PROBLEM REQUIREMENTS: Print all of the entries exactly, minus the pictures.

SUPPLIED DATA:
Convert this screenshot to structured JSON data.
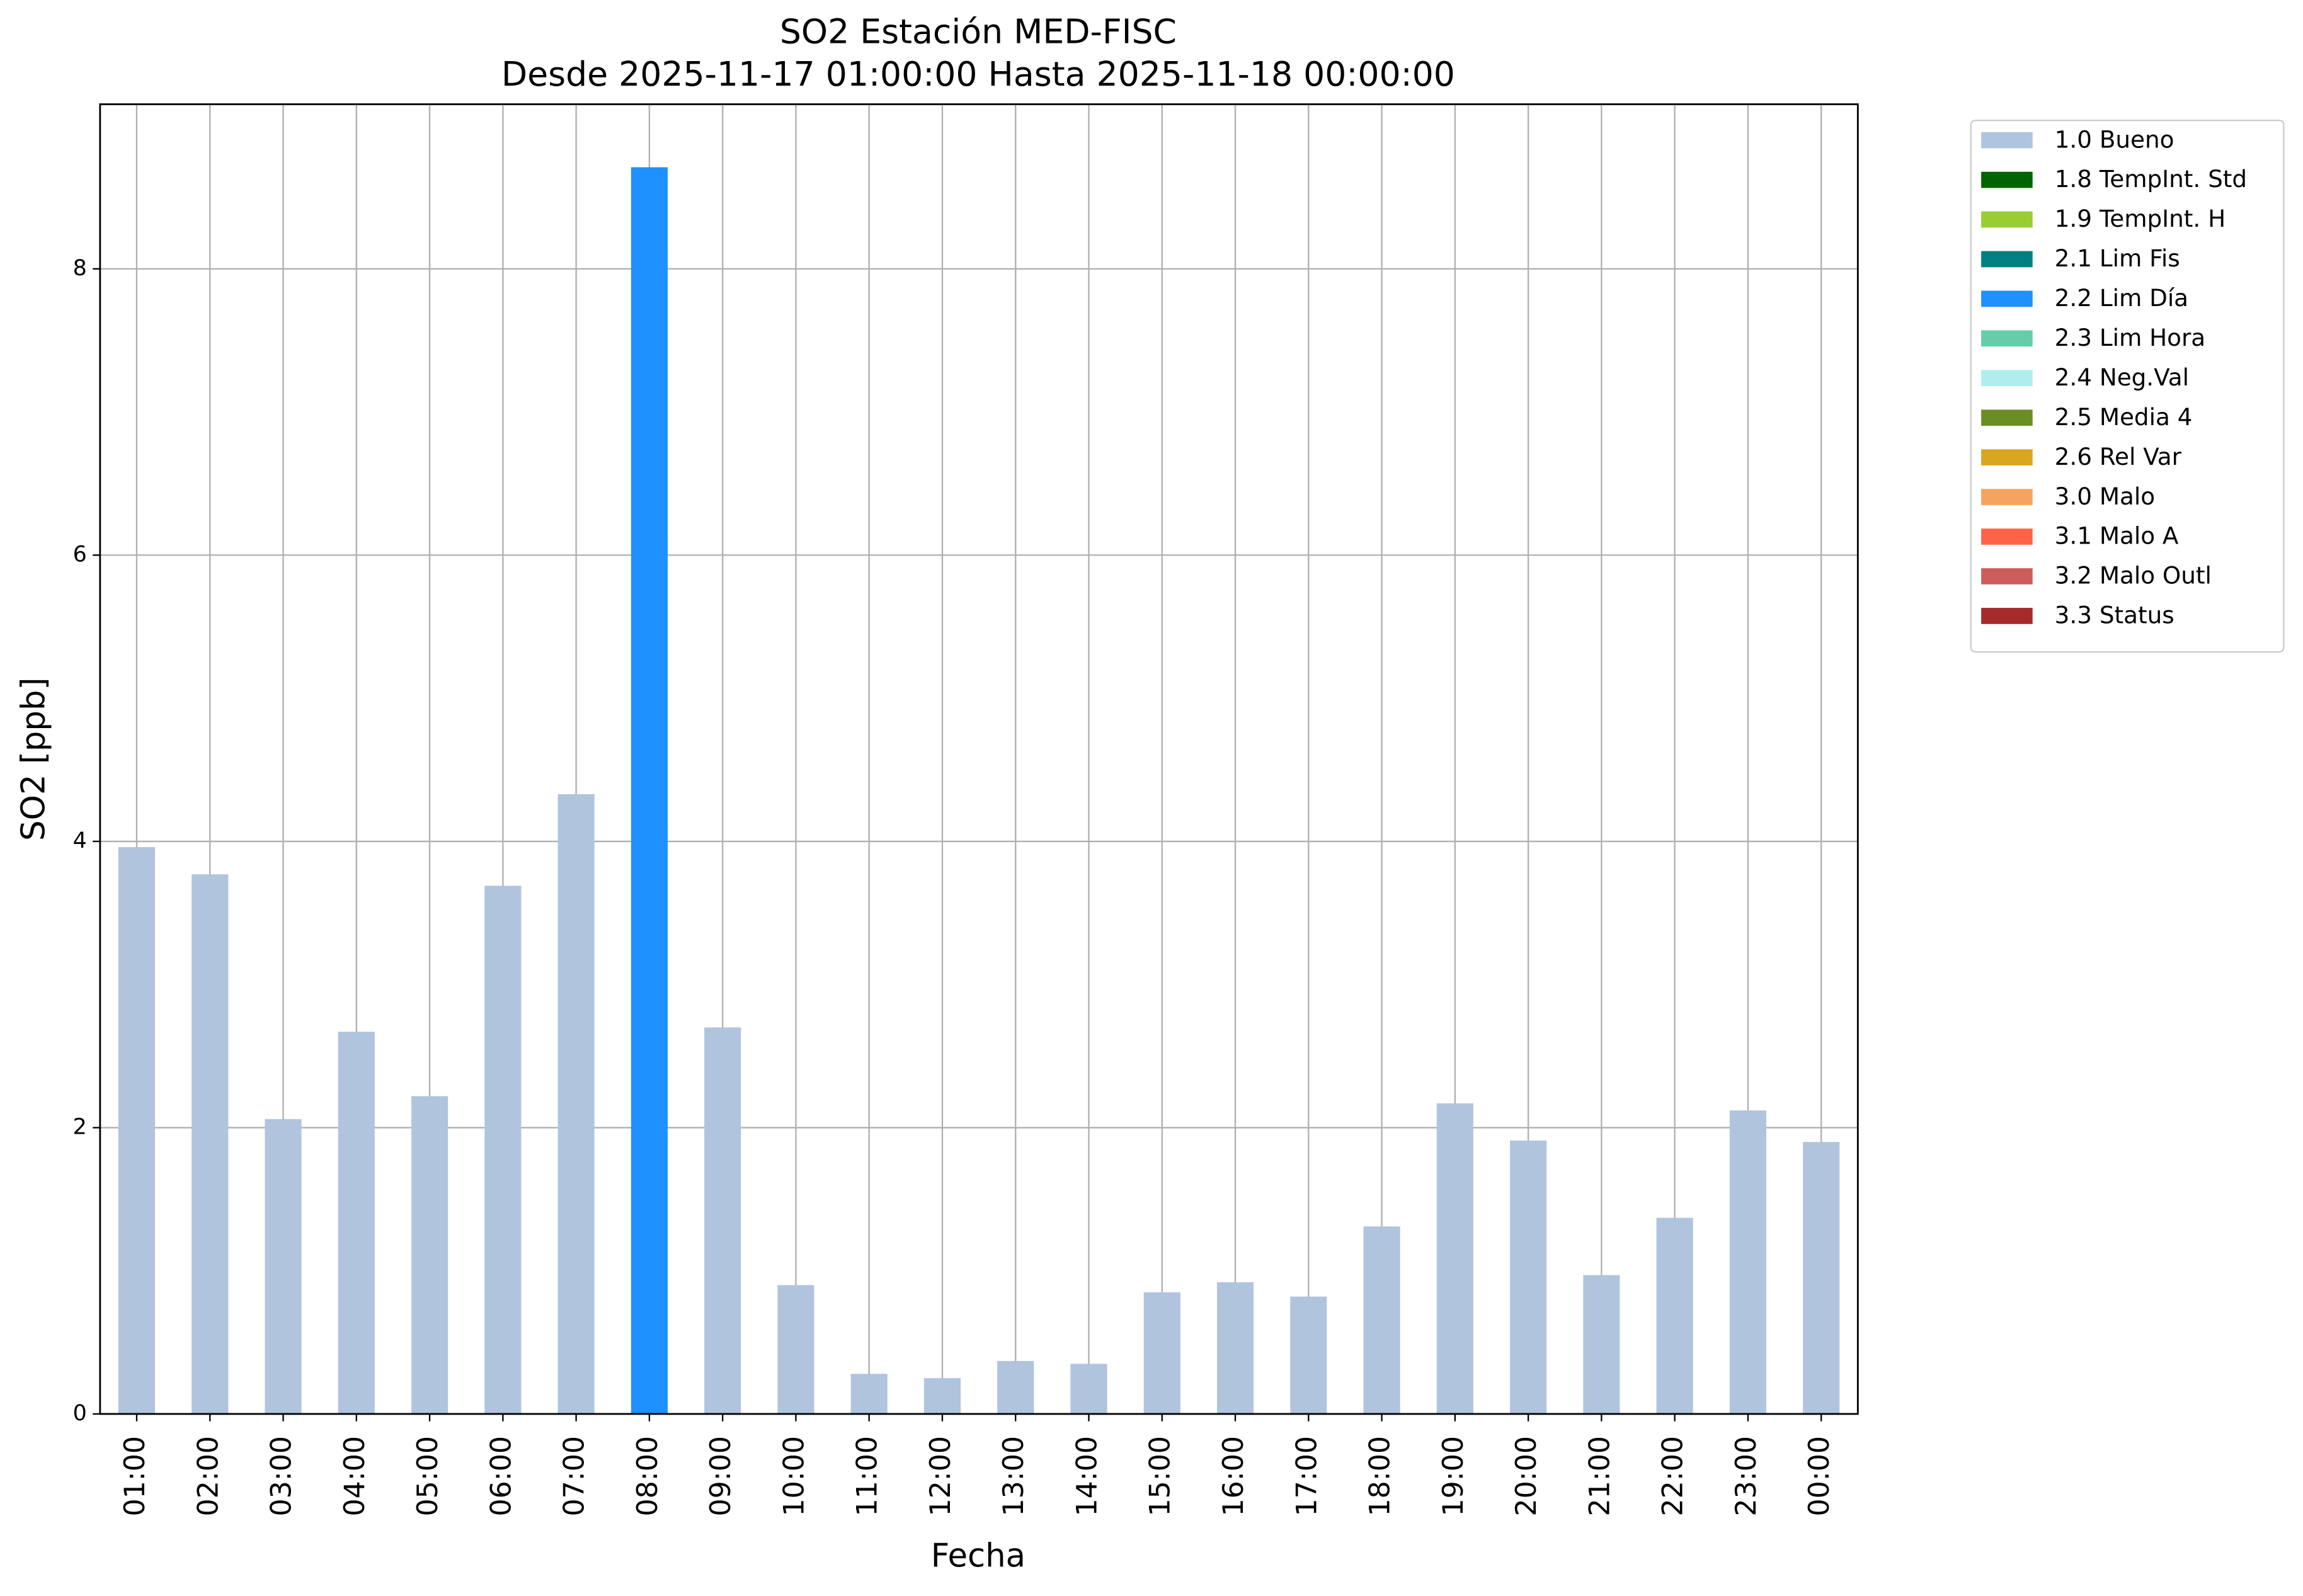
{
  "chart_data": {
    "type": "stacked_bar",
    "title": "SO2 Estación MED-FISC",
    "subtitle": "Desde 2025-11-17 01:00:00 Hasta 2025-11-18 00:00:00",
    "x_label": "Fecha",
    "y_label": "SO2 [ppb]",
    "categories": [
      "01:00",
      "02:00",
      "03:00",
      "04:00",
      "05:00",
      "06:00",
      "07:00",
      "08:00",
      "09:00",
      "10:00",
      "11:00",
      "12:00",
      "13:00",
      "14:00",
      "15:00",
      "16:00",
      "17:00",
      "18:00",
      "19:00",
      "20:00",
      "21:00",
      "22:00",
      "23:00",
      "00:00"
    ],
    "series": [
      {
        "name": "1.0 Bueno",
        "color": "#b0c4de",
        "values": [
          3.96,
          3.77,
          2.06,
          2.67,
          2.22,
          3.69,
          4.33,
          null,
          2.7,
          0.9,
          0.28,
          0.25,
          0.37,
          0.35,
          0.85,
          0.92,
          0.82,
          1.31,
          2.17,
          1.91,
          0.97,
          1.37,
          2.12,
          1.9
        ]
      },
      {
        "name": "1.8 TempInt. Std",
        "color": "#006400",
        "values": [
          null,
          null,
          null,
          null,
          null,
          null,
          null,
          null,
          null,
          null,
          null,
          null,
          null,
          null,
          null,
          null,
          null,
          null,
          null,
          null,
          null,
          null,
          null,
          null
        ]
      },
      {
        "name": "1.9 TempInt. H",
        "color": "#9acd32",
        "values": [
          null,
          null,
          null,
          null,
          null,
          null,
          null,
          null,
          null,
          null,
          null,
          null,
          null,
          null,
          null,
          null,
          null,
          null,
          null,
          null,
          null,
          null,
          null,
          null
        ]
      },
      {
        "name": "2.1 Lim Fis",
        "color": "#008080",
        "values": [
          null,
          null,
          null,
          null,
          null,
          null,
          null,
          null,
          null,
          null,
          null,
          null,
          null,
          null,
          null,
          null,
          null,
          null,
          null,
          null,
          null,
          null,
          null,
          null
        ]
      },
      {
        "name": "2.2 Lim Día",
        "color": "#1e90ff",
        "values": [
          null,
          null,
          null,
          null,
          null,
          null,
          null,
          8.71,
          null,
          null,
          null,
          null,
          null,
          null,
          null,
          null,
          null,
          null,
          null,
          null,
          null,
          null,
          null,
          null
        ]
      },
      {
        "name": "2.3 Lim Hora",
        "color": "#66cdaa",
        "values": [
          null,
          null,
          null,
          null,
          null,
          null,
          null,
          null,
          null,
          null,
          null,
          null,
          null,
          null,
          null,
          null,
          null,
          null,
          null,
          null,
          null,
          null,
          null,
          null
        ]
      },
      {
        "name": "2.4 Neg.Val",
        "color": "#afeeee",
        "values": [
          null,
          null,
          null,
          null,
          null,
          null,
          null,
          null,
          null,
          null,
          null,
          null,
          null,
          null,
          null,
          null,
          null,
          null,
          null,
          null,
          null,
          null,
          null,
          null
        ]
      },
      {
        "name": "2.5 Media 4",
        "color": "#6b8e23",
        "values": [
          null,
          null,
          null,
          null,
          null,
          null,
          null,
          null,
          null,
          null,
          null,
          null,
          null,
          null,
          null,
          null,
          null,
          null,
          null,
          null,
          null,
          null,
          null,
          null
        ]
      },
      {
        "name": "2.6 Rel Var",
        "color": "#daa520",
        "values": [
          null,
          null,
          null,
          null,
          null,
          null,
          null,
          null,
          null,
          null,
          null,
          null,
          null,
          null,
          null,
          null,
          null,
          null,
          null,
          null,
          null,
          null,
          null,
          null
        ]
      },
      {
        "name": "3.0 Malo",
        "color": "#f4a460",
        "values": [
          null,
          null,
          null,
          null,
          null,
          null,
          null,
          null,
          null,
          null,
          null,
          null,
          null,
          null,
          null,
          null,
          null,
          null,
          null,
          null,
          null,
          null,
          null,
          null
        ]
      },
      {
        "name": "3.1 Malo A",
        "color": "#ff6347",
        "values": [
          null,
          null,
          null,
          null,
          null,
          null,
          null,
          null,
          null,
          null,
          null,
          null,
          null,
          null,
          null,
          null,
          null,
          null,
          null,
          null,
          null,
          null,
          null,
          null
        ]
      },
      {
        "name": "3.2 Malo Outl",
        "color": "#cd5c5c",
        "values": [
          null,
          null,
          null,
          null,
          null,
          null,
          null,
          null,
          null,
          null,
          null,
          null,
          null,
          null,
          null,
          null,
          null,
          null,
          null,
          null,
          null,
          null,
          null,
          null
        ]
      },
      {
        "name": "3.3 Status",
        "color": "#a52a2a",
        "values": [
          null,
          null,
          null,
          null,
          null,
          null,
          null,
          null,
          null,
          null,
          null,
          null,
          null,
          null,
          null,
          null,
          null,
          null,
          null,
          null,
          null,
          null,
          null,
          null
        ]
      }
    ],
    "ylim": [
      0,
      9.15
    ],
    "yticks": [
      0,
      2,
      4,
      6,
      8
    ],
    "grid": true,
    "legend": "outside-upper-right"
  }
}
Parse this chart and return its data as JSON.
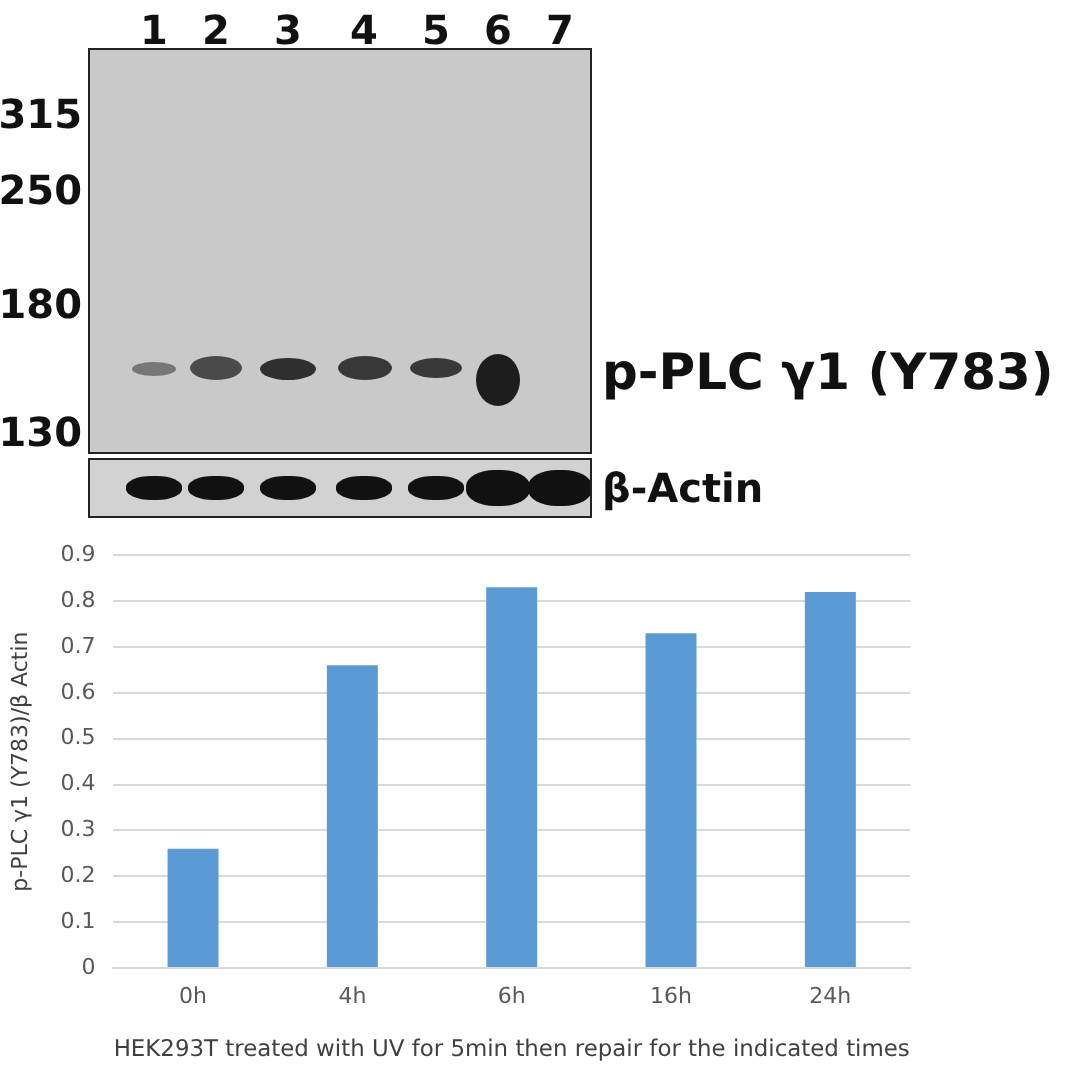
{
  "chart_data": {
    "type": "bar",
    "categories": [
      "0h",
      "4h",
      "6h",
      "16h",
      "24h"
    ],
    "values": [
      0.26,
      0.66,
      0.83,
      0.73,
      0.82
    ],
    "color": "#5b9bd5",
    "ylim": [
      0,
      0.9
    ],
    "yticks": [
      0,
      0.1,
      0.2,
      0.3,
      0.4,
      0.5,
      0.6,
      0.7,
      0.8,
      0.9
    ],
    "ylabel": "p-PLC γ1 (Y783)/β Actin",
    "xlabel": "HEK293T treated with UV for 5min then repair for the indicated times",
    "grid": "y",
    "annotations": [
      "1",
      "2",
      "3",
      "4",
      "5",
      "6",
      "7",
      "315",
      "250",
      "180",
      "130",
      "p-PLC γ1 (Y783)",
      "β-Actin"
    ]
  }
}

SOLUTION TO THE PROBLEM:
Convert this screenshot to structured JSON data.
{
  "chart_data": {
    "type": "stacked_bar",
    "title": "SO2 Estación MED-FISC",
    "subtitle": "Desde 2025-11-17 01:00:00 Hasta 2025-11-18 00:00:00",
    "x_label": "Fecha",
    "y_label": "SO2 [ppb]",
    "categories": [
      "01:00",
      "02:00",
      "03:00",
      "04:00",
      "05:00",
      "06:00",
      "07:00",
      "08:00",
      "09:00",
      "10:00",
      "11:00",
      "12:00",
      "13:00",
      "14:00",
      "15:00",
      "16:00",
      "17:00",
      "18:00",
      "19:00",
      "20:00",
      "21:00",
      "22:00",
      "23:00",
      "00:00"
    ],
    "series": [
      {
        "name": "1.0 Bueno",
        "color": "#b0c4de",
        "values": [
          3.96,
          3.77,
          2.06,
          2.67,
          2.22,
          3.69,
          4.33,
          null,
          2.7,
          0.9,
          0.28,
          0.25,
          0.37,
          0.35,
          0.85,
          0.92,
          0.82,
          1.31,
          2.17,
          1.91,
          0.97,
          1.37,
          2.12,
          1.9
        ]
      },
      {
        "name": "1.8 TempInt. Std",
        "color": "#006400",
        "values": [
          null,
          null,
          null,
          null,
          null,
          null,
          null,
          null,
          null,
          null,
          null,
          null,
          null,
          null,
          null,
          null,
          null,
          null,
          null,
          null,
          null,
          null,
          null,
          null
        ]
      },
      {
        "name": "1.9 TempInt. H",
        "color": "#9acd32",
        "values": [
          null,
          null,
          null,
          null,
          null,
          null,
          null,
          null,
          null,
          null,
          null,
          null,
          null,
          null,
          null,
          null,
          null,
          null,
          null,
          null,
          null,
          null,
          null,
          null
        ]
      },
      {
        "name": "2.1 Lim Fis",
        "color": "#008080",
        "values": [
          null,
          null,
          null,
          null,
          null,
          null,
          null,
          null,
          null,
          null,
          null,
          null,
          null,
          null,
          null,
          null,
          null,
          null,
          null,
          null,
          null,
          null,
          null,
          null
        ]
      },
      {
        "name": "2.2 Lim Día",
        "color": "#1e90ff",
        "values": [
          null,
          null,
          null,
          null,
          null,
          null,
          null,
          8.71,
          null,
          null,
          null,
          null,
          null,
          null,
          null,
          null,
          null,
          null,
          null,
          null,
          null,
          null,
          null,
          null
        ]
      },
      {
        "name": "2.3 Lim Hora",
        "color": "#66cdaa",
        "values": [
          null,
          null,
          null,
          null,
          null,
          null,
          null,
          null,
          null,
          null,
          null,
          null,
          null,
          null,
          null,
          null,
          null,
          null,
          null,
          null,
          null,
          null,
          null,
          null
        ]
      },
      {
        "name": "2.4 Neg.Val",
        "color": "#afeeee",
        "values": [
          null,
          null,
          null,
          null,
          null,
          null,
          null,
          null,
          null,
          null,
          null,
          null,
          null,
          null,
          null,
          null,
          null,
          null,
          null,
          null,
          null,
          null,
          null,
          null
        ]
      },
      {
        "name": "2.5 Media 4",
        "color": "#6b8e23",
        "values": [
          null,
          null,
          null,
          null,
          null,
          null,
          null,
          null,
          null,
          null,
          null,
          null,
          null,
          null,
          null,
          null,
          null,
          null,
          null,
          null,
          null,
          null,
          null,
          null
        ]
      },
      {
        "name": "2.6 Rel Var",
        "color": "#daa520",
        "values": [
          null,
          null,
          null,
          null,
          null,
          null,
          null,
          null,
          null,
          null,
          null,
          null,
          null,
          null,
          null,
          null,
          null,
          null,
          null,
          null,
          null,
          null,
          null,
          null
        ]
      },
      {
        "name": "3.0 Malo",
        "color": "#f4a460",
        "values": [
          null,
          null,
          null,
          null,
          null,
          null,
          null,
          null,
          null,
          null,
          null,
          null,
          null,
          null,
          null,
          null,
          null,
          null,
          null,
          null,
          null,
          null,
          null,
          null
        ]
      },
      {
        "name": "3.1 Malo A",
        "color": "#ff6347",
        "values": [
          null,
          null,
          null,
          null,
          null,
          null,
          null,
          null,
          null,
          null,
          null,
          null,
          null,
          null,
          null,
          null,
          null,
          null,
          null,
          null,
          null,
          null,
          null,
          null
        ]
      },
      {
        "name": "3.2 Malo Outl",
        "color": "#cd5c5c",
        "values": [
          null,
          null,
          null,
          null,
          null,
          null,
          null,
          null,
          null,
          null,
          null,
          null,
          null,
          null,
          null,
          null,
          null,
          null,
          null,
          null,
          null,
          null,
          null,
          null
        ]
      },
      {
        "name": "3.3 Status",
        "color": "#a52a2a",
        "values": [
          null,
          null,
          null,
          null,
          null,
          null,
          null,
          null,
          null,
          null,
          null,
          null,
          null,
          null,
          null,
          null,
          null,
          null,
          null,
          null,
          null,
          null,
          null,
          null
        ]
      }
    ],
    "ylim": [
      0,
      9.15
    ],
    "yticks": [
      0,
      2,
      4,
      6,
      8
    ],
    "grid": true,
    "legend": "outside-upper-right"
  }
}
Parse this chart and return its data as JSON.
{
  "chart_data": {
    "type": "bar",
    "categories": [
      "0h",
      "4h",
      "6h",
      "16h",
      "24h"
    ],
    "values": [
      0.26,
      0.66,
      0.83,
      0.73,
      0.82
    ],
    "color": "#5b9bd5",
    "ylim": [
      0,
      0.9
    ],
    "yticks": [
      0,
      0.1,
      0.2,
      0.3,
      0.4,
      0.5,
      0.6,
      0.7,
      0.8,
      0.9
    ],
    "ylabel": "p-PLC γ1 (Y783)/β Actin",
    "xlabel": "HEK293T treated with UV for 5min then repair for the indicated times",
    "grid": "y",
    "annotations": [
      "1",
      "2",
      "3",
      "4",
      "5",
      "6",
      "7",
      "315",
      "250",
      "180",
      "130",
      "p-PLC γ1 (Y783)",
      "β-Actin"
    ]
  }
}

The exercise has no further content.